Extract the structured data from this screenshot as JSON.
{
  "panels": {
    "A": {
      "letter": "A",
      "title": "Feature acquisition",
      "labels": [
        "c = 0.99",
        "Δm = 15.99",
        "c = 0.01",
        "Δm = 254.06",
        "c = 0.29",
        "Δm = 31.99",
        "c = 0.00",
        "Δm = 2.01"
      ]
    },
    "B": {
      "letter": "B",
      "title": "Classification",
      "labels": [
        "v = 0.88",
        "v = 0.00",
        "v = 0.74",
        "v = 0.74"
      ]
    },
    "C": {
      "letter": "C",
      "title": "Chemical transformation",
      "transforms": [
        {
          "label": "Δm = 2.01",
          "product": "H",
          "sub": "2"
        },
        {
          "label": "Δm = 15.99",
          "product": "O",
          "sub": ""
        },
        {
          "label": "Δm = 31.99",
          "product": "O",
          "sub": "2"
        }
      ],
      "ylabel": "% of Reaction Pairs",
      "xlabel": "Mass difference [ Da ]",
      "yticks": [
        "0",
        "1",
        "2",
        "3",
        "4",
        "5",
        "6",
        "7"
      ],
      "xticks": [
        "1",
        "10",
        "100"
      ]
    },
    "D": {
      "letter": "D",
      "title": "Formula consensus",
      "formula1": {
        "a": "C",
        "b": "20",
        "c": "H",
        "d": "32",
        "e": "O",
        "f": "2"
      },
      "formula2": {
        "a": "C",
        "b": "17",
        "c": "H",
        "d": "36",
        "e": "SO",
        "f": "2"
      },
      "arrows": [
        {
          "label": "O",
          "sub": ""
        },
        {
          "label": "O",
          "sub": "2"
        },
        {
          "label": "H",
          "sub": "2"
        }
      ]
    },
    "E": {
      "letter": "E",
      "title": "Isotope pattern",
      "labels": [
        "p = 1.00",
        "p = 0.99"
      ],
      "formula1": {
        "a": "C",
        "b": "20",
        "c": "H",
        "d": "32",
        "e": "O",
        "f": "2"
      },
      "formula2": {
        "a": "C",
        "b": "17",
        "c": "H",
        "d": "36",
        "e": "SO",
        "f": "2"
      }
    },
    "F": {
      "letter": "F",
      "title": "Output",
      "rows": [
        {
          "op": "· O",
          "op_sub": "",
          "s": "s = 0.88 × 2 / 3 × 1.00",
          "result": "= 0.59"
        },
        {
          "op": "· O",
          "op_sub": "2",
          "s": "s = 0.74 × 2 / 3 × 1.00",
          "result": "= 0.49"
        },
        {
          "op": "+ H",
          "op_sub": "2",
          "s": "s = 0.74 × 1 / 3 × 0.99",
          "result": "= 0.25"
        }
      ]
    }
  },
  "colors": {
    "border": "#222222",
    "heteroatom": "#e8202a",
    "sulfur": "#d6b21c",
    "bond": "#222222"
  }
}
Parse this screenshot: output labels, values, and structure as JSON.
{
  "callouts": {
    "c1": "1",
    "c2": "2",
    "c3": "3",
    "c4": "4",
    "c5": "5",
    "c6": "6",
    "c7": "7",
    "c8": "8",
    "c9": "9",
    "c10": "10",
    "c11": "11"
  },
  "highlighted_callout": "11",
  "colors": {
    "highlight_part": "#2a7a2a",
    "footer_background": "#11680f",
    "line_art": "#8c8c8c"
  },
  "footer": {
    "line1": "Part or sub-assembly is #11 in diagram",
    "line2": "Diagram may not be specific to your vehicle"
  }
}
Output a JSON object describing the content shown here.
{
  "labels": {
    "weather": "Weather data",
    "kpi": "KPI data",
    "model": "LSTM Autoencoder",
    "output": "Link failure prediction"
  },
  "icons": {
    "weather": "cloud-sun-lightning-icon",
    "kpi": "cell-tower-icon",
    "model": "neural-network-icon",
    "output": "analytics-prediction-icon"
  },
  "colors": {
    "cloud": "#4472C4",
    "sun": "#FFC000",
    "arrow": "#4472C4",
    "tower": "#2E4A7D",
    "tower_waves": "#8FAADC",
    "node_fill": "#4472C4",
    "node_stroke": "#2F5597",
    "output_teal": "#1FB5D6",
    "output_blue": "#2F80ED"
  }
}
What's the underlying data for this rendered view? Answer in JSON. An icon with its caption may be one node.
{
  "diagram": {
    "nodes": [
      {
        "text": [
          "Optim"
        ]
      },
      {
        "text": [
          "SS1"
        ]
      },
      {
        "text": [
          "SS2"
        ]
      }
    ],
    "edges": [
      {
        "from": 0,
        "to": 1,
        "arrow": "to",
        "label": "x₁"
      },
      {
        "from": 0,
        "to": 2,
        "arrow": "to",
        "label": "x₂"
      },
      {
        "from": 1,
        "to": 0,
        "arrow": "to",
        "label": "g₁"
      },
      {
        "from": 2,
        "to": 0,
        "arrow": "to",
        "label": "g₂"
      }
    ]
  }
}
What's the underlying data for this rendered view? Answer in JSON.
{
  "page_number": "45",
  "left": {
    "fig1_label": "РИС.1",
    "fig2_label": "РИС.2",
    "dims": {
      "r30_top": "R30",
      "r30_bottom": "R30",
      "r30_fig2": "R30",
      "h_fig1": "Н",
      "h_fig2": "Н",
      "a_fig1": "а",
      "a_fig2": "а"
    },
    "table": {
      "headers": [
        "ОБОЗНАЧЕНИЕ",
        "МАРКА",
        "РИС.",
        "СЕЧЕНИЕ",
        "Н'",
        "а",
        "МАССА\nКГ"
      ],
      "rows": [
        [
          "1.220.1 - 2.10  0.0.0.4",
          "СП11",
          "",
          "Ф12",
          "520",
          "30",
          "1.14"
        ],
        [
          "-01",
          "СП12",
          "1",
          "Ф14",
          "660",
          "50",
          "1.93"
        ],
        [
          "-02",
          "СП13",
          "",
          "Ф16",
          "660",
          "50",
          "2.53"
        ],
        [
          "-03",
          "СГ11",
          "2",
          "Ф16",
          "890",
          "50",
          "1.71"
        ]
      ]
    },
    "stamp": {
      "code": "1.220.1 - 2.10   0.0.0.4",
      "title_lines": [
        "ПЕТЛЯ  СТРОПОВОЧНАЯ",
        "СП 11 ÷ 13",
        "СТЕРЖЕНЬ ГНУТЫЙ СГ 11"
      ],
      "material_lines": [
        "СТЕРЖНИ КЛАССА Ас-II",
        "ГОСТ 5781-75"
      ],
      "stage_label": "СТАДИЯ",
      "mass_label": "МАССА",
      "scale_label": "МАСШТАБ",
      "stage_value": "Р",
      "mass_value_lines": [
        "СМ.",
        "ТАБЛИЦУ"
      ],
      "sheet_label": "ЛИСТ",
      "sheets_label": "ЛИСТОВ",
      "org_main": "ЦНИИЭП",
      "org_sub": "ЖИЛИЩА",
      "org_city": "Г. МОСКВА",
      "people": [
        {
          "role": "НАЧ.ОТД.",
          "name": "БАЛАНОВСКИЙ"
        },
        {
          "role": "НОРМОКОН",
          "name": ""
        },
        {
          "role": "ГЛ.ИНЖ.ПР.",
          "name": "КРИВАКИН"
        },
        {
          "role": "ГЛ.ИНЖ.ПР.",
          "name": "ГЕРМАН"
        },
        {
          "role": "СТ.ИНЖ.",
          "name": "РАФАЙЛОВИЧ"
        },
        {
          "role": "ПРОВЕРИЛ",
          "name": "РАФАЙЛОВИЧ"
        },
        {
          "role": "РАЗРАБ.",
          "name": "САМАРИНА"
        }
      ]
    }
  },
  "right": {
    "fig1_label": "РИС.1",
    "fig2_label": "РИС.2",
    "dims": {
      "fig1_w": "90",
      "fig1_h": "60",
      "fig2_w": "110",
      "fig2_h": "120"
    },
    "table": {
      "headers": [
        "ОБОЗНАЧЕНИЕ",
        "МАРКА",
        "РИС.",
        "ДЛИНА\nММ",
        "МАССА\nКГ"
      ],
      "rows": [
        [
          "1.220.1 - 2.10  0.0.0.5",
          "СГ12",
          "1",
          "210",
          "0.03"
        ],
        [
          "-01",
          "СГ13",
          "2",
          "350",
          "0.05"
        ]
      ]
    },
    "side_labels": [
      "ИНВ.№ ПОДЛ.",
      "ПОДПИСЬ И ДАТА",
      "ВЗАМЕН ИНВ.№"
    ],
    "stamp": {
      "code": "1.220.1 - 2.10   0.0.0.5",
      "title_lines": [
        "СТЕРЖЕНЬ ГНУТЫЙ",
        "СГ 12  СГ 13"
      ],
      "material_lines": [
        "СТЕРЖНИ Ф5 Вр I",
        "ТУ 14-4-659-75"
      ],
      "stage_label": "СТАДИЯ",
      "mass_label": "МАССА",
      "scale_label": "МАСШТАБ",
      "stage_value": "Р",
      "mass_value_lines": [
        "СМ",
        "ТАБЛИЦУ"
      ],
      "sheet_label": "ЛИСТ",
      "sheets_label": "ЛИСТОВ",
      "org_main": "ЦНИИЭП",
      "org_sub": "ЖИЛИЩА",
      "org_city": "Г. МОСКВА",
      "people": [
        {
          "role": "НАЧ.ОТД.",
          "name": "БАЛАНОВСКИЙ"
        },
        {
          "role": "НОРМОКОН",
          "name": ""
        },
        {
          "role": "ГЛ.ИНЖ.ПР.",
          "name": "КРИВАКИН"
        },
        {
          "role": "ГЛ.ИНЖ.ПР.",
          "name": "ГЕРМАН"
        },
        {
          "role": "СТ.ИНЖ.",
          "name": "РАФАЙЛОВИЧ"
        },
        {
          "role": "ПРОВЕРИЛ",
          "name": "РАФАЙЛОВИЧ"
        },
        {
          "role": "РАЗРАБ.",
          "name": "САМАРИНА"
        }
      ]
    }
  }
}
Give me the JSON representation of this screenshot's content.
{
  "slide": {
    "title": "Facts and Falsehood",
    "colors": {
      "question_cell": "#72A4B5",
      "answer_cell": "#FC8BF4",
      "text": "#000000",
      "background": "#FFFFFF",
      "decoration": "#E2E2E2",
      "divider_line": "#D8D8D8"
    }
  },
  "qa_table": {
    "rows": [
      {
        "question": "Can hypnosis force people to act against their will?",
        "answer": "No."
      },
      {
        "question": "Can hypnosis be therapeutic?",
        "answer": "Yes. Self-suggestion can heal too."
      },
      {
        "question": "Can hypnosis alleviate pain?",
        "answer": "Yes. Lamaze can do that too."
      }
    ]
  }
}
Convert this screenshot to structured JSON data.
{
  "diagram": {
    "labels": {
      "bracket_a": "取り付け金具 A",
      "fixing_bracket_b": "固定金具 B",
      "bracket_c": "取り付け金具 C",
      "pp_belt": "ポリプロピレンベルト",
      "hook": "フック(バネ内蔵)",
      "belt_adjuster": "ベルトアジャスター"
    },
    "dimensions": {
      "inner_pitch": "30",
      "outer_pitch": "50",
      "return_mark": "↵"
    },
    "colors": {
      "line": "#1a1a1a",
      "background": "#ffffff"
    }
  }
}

----

WORK REQUIRED. Find the line containing "Convert this screenshot". Reproduce it exactly, along with every line after it through the last.

SOLVED PROBLEM.
Convert this screenshot to structured JSON data.
{
  "diagram": {
    "labels": {
      "bracket_a": "取り付け金具 A",
      "fixing_bracket_b": "固定金具 B",
      "bracket_c": "取り付け金具 C",
      "pp_belt": "ポリプロピレンベルト",
      "hook": "フック(バネ内蔵)",
      "belt_adjuster": "ベルトアジャスター"
    },
    "dimensions": {
      "inner_pitch": "30",
      "outer_pitch": "50",
      "return_mark": "↵"
    },
    "colors": {
      "line": "#1a1a1a",
      "background": "#ffffff"
    }
  }
}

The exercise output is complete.